Stated exercise: Find each line containing the string "Loughborough" and return it.

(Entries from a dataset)

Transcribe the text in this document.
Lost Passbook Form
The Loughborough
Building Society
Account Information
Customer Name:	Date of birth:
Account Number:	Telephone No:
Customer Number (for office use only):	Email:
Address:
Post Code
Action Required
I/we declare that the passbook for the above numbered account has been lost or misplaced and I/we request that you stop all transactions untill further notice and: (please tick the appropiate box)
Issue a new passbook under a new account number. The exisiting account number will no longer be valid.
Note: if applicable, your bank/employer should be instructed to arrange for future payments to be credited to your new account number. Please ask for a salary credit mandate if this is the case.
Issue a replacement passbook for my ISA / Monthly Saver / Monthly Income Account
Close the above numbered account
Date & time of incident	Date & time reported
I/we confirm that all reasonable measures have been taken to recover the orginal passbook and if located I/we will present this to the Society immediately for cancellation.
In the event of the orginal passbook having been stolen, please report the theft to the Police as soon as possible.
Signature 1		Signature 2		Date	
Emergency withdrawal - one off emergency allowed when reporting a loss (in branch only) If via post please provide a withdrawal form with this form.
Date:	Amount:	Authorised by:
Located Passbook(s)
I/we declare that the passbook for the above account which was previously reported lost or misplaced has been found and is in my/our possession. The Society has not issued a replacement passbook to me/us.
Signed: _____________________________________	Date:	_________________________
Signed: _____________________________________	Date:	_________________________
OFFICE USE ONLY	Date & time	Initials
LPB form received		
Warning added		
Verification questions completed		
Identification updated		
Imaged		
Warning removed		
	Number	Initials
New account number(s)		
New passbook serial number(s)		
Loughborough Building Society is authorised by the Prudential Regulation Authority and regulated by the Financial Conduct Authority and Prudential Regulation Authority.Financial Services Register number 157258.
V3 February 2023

In response:
The Loughborough
Loughborough Building Society is authorised by the Prudential Regulation Authority and regulated by the Financial Conduct Authority and Prudential Regulation Authority.Financial Services Register number 157258.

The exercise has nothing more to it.